_What you need to do_
Find the lines of data that contain the string "Nguyễn", then list them.

_Material for this task_
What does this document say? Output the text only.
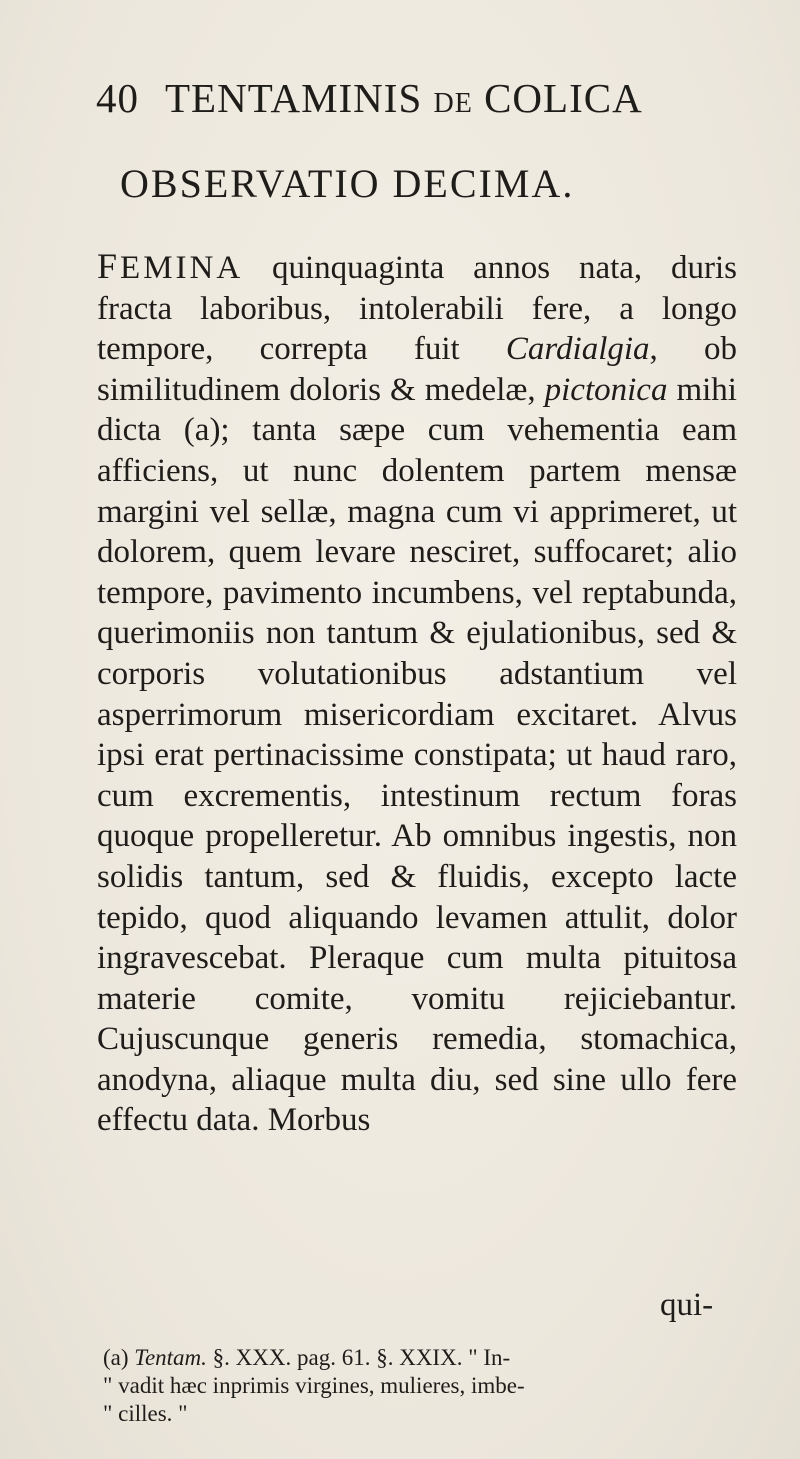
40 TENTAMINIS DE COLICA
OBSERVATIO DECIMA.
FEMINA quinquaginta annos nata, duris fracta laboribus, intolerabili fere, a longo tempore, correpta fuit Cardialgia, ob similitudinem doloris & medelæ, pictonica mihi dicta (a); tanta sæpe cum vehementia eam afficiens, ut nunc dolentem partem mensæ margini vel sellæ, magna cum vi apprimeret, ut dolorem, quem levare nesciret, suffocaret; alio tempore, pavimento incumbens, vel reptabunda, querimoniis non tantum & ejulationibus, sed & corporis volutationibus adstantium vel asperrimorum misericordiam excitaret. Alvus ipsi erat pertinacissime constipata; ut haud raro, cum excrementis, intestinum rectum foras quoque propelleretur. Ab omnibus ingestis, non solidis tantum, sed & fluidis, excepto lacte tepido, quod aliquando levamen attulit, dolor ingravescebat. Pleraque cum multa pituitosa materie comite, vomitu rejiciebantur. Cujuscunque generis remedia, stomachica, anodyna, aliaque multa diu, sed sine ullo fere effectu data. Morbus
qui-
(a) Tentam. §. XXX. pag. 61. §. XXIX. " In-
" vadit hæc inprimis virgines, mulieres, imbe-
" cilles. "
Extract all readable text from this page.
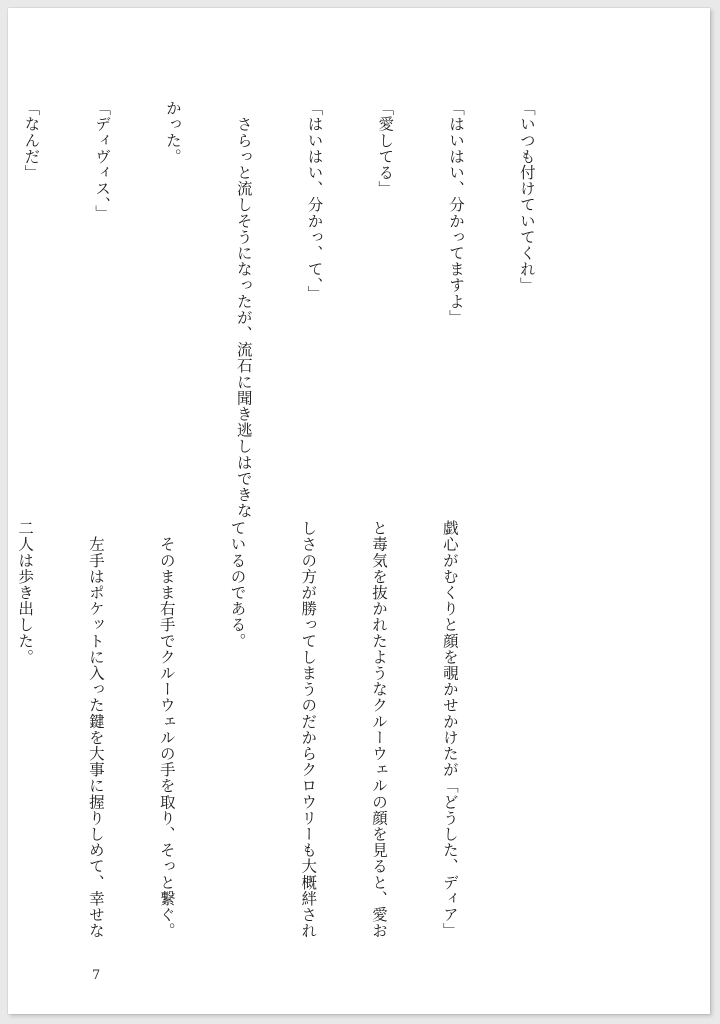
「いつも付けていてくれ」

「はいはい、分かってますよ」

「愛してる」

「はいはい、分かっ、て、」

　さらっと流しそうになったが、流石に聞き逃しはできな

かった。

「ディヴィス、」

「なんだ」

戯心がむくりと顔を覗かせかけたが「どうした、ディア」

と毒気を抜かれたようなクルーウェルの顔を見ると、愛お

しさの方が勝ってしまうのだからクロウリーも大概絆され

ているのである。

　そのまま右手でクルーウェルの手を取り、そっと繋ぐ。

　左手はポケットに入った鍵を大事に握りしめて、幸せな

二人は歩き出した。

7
--
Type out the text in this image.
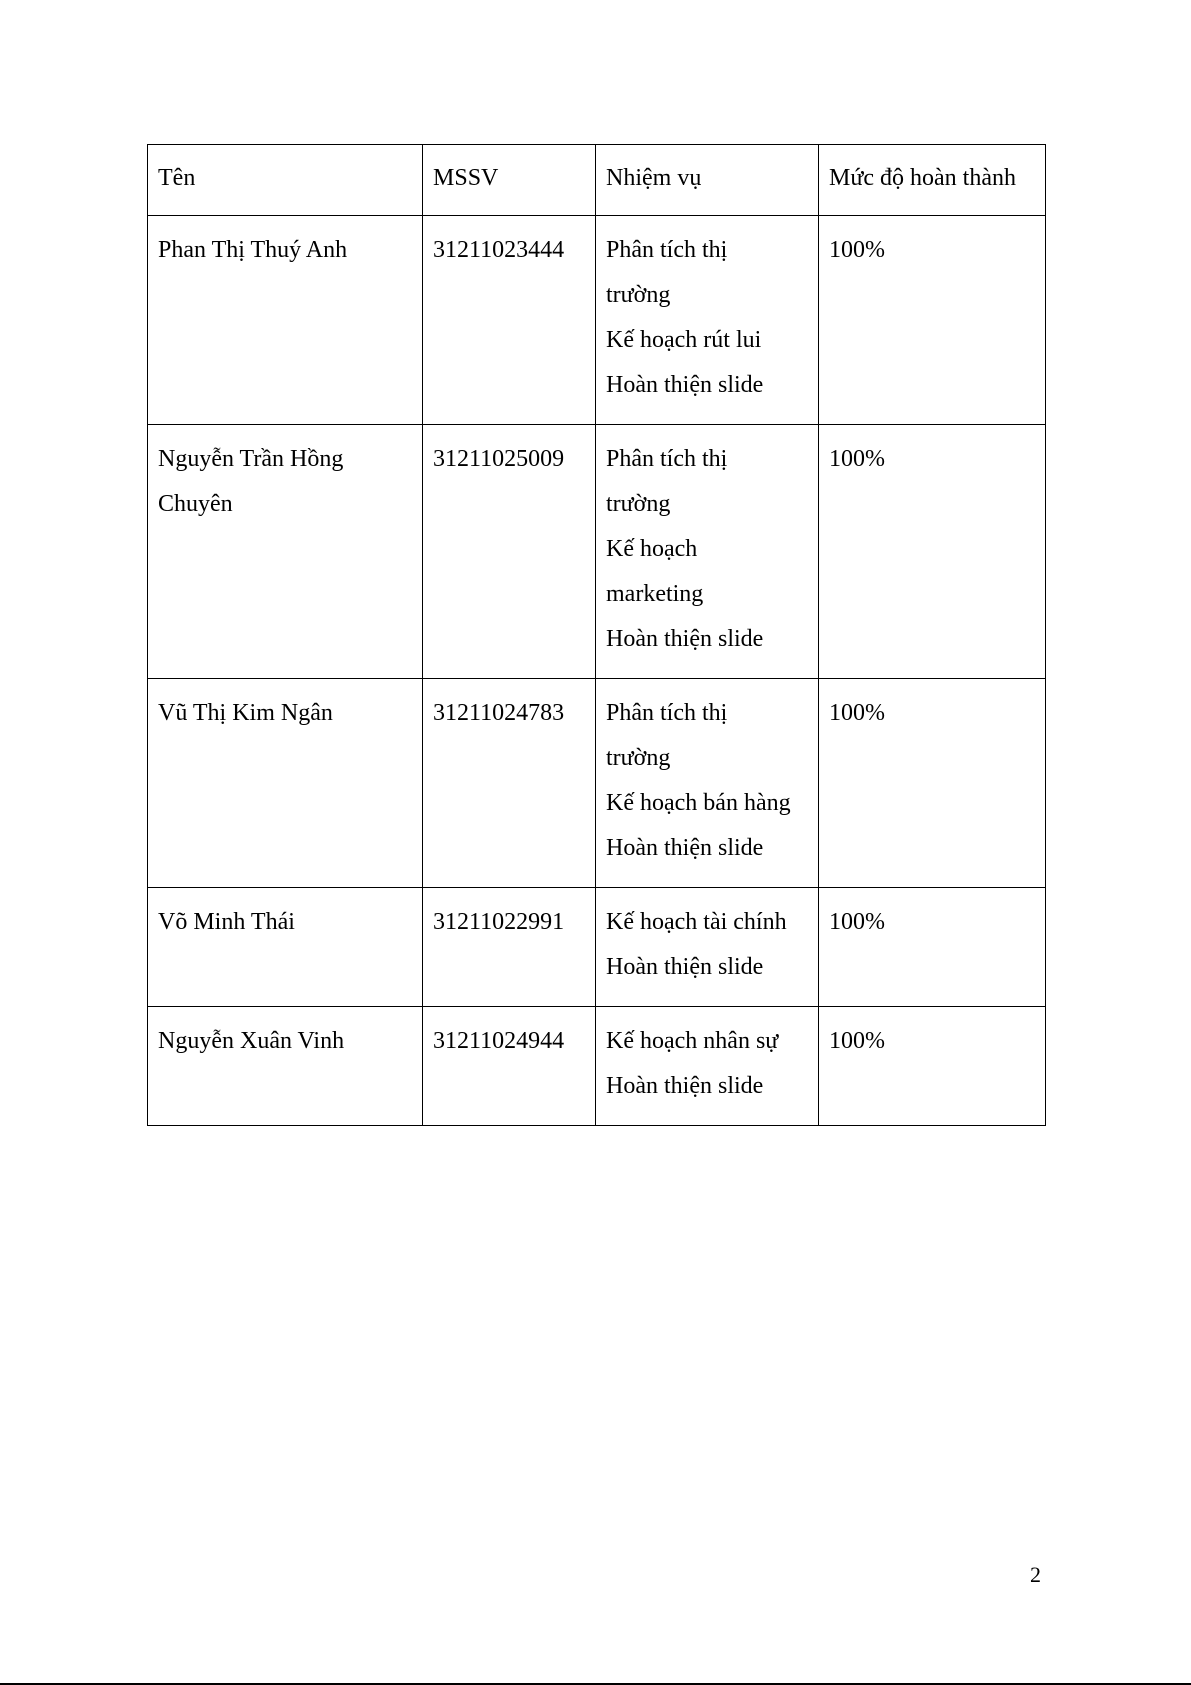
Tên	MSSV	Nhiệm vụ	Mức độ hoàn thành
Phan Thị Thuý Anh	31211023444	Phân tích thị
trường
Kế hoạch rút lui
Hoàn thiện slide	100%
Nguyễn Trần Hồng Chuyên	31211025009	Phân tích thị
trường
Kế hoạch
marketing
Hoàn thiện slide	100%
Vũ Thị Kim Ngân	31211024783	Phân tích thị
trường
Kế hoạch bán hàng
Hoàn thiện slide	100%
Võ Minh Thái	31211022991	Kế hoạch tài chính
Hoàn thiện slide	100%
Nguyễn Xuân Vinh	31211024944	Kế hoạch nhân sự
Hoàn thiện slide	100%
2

_Result for this exercise_
Nguyễn Trần Hồng Chuyên	31211025009	Phân tích thị
Nguyễn Xuân Vinh	31211024944	Kế hoạch nhân sự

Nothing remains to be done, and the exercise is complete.